Structured figure records:

------------------------------------------------

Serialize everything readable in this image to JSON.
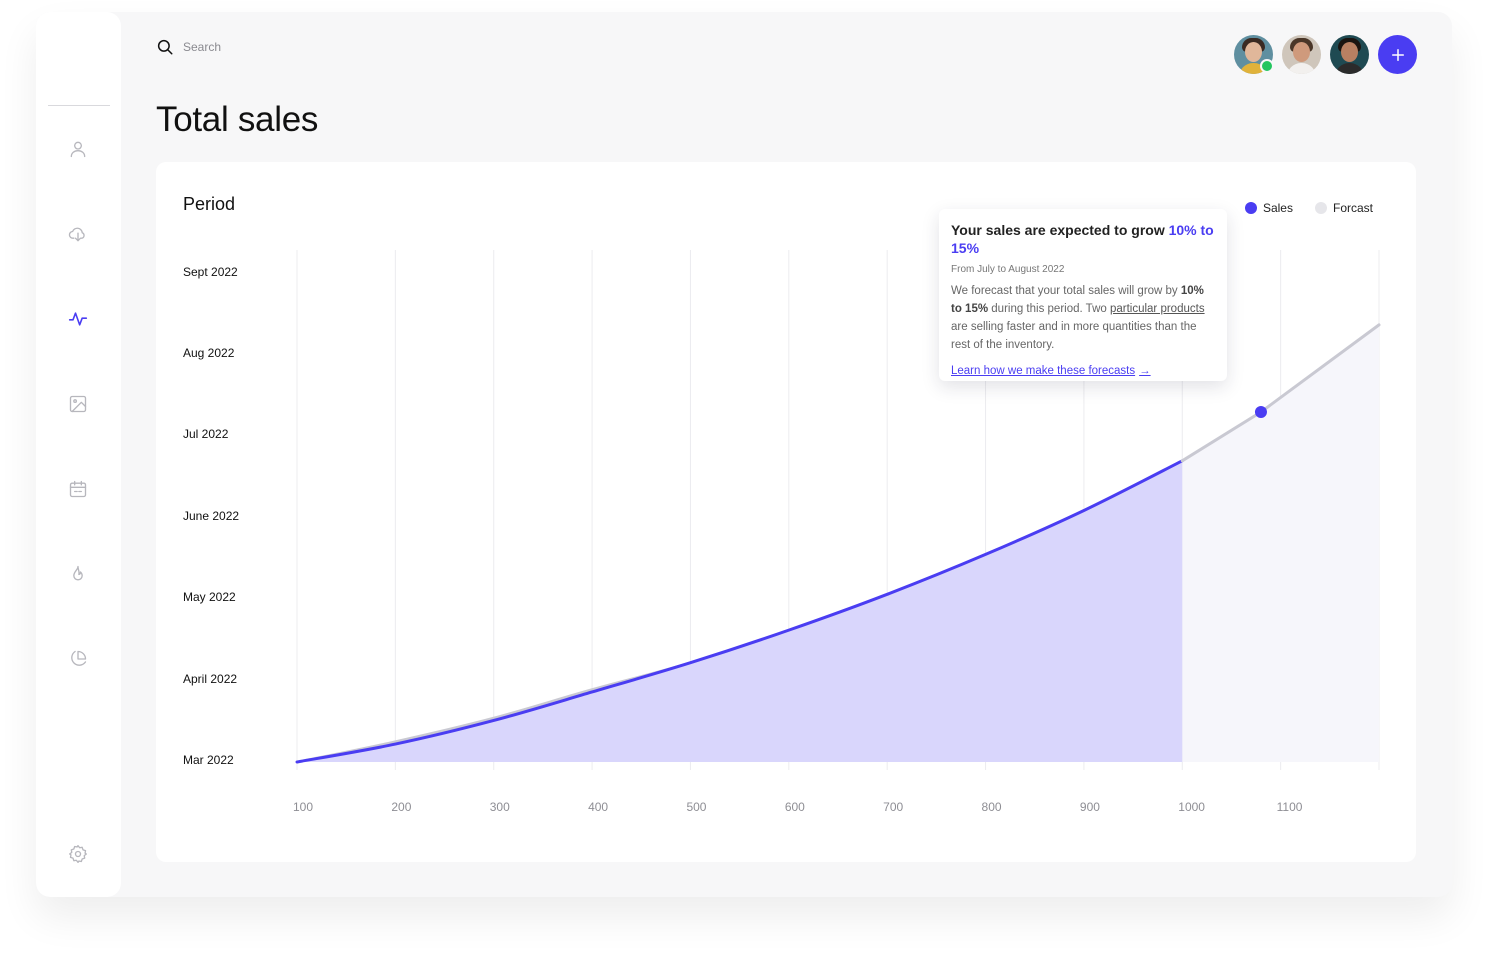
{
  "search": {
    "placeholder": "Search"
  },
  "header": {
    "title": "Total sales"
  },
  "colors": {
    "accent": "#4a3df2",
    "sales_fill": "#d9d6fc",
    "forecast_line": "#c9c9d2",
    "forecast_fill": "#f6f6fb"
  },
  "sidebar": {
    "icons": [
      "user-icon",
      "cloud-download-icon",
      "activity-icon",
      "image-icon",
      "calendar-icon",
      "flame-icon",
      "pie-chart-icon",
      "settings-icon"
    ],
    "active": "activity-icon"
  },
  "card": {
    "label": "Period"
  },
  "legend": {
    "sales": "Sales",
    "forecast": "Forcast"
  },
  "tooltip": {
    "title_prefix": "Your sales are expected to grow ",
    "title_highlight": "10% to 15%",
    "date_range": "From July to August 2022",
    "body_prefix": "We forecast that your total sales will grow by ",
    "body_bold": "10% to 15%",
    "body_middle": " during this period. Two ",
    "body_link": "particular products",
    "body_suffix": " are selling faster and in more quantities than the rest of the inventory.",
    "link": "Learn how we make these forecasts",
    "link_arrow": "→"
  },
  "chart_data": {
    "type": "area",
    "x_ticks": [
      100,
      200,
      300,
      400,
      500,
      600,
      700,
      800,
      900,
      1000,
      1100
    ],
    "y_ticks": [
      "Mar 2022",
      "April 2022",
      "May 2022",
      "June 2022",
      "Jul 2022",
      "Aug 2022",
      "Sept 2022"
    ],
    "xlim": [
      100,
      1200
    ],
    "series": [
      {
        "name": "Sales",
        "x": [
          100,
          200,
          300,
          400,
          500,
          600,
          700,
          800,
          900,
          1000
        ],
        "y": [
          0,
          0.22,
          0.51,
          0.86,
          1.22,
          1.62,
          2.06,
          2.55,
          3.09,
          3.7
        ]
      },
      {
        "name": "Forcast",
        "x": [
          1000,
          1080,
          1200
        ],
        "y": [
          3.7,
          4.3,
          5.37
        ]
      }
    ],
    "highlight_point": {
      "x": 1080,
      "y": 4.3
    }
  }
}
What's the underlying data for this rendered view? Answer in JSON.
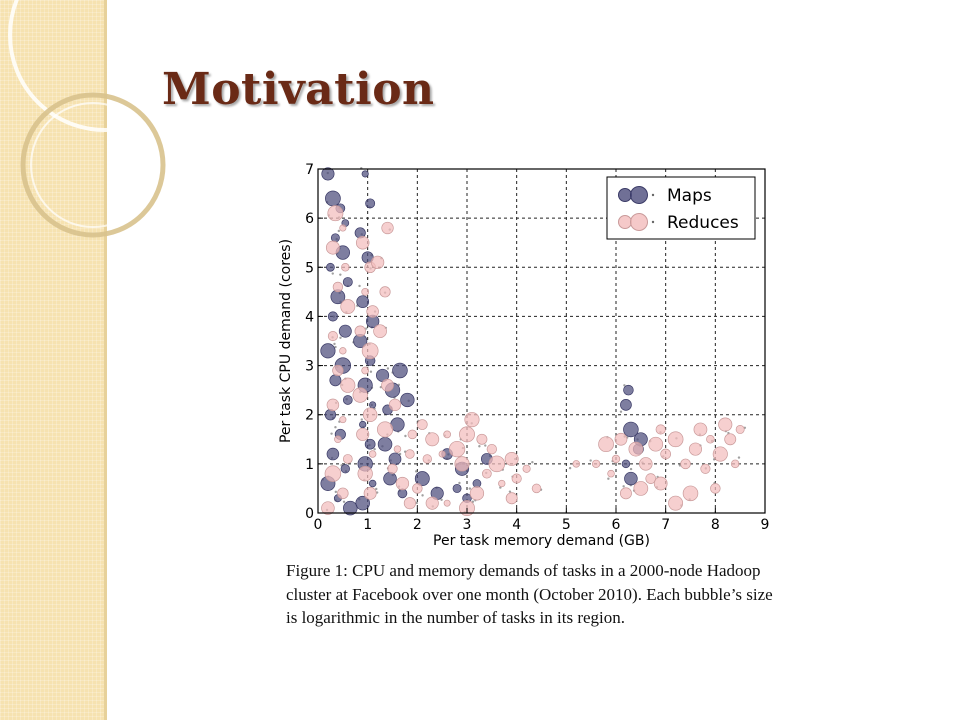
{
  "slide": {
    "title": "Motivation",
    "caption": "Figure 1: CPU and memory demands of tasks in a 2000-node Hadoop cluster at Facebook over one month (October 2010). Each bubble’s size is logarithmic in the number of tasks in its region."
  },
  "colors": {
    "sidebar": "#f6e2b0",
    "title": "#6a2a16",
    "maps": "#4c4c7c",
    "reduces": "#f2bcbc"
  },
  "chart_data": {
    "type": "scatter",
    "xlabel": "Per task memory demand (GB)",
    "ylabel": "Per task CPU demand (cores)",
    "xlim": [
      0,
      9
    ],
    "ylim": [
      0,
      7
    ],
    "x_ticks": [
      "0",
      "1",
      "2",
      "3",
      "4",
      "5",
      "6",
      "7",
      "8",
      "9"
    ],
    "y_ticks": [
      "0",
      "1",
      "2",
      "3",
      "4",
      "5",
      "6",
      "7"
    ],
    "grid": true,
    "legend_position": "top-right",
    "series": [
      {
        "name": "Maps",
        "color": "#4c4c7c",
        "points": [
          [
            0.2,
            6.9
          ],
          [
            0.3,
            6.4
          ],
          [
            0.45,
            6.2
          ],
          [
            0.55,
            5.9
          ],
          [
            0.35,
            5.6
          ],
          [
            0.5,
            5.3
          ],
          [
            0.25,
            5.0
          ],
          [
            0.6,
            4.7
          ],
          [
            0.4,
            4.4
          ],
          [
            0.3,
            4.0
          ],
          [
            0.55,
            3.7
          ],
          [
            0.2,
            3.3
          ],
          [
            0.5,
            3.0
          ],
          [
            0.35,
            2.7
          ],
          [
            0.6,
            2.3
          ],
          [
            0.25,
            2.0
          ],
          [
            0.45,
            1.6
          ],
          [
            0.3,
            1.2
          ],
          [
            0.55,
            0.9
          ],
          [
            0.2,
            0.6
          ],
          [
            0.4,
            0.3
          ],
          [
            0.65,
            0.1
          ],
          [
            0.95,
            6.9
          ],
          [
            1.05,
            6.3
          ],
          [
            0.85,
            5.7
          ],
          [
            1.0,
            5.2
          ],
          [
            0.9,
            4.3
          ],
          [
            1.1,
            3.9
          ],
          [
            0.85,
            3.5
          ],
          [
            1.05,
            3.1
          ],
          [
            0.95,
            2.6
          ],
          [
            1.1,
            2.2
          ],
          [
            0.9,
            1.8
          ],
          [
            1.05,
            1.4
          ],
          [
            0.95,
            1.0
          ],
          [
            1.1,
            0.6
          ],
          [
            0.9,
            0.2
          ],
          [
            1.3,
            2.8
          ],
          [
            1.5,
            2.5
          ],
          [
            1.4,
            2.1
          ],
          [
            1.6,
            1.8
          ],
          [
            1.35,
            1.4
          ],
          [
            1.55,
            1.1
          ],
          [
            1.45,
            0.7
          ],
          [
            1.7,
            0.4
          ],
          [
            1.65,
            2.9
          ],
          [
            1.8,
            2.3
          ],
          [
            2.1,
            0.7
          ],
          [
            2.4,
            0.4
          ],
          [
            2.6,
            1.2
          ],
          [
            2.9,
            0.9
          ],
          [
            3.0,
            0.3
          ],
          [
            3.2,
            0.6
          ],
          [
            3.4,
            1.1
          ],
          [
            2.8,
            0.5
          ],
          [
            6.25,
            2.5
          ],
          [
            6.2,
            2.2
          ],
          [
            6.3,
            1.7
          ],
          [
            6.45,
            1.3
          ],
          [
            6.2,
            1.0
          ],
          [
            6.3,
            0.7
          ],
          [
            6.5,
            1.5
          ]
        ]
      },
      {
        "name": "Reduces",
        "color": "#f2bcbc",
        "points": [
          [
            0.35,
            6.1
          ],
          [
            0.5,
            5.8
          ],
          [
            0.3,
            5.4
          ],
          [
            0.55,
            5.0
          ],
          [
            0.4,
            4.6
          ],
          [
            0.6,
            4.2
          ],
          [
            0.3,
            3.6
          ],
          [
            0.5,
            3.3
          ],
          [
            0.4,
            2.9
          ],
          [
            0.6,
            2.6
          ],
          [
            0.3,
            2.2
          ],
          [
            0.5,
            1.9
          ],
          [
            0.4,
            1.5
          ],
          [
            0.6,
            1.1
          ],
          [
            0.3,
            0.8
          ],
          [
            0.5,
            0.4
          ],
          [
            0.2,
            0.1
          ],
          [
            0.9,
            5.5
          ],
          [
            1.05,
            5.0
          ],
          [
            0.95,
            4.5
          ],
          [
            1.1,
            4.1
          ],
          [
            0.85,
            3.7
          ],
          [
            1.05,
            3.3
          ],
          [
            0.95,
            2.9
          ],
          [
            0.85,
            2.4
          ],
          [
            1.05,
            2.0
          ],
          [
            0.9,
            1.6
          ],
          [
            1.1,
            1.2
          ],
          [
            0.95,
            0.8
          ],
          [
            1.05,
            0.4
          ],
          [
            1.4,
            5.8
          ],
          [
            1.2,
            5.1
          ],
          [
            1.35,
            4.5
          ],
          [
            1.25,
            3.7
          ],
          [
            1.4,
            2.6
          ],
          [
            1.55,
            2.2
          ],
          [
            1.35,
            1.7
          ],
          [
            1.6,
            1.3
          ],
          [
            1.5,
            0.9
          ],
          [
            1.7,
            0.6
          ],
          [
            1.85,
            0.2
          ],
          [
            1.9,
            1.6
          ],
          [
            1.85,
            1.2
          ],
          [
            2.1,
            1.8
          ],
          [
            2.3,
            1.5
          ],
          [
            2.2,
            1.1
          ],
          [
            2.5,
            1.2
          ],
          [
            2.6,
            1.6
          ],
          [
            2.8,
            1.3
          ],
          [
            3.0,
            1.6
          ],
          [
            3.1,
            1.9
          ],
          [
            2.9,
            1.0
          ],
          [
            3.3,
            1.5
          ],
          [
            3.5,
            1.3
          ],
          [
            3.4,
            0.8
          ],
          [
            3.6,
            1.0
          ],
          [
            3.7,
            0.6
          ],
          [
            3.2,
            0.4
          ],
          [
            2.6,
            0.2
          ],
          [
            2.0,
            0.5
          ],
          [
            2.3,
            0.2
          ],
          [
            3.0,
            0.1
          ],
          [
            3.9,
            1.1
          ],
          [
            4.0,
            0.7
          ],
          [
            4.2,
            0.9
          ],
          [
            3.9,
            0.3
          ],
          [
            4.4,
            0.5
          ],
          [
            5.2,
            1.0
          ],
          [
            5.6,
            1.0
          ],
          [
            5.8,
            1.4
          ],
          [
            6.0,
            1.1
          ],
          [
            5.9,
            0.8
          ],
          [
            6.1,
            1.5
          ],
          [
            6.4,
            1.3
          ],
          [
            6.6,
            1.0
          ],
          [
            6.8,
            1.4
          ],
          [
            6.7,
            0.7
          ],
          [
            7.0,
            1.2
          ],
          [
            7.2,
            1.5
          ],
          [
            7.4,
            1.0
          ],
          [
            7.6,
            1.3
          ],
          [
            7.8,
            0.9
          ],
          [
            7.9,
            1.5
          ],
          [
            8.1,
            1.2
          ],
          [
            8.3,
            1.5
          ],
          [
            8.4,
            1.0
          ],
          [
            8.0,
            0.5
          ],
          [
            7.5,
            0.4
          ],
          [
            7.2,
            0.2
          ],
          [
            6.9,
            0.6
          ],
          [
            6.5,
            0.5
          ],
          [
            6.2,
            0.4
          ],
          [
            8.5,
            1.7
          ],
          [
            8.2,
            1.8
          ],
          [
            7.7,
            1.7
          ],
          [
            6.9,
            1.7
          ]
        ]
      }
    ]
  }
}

------------------------------------------------

## What you will do
Look through the data and gather every line with the string "grow" in it.

## Output for this task
    "title_prefix": "Your sales are expected to grow ",
    "body_prefix": "We forecast that your total sales will grow by ",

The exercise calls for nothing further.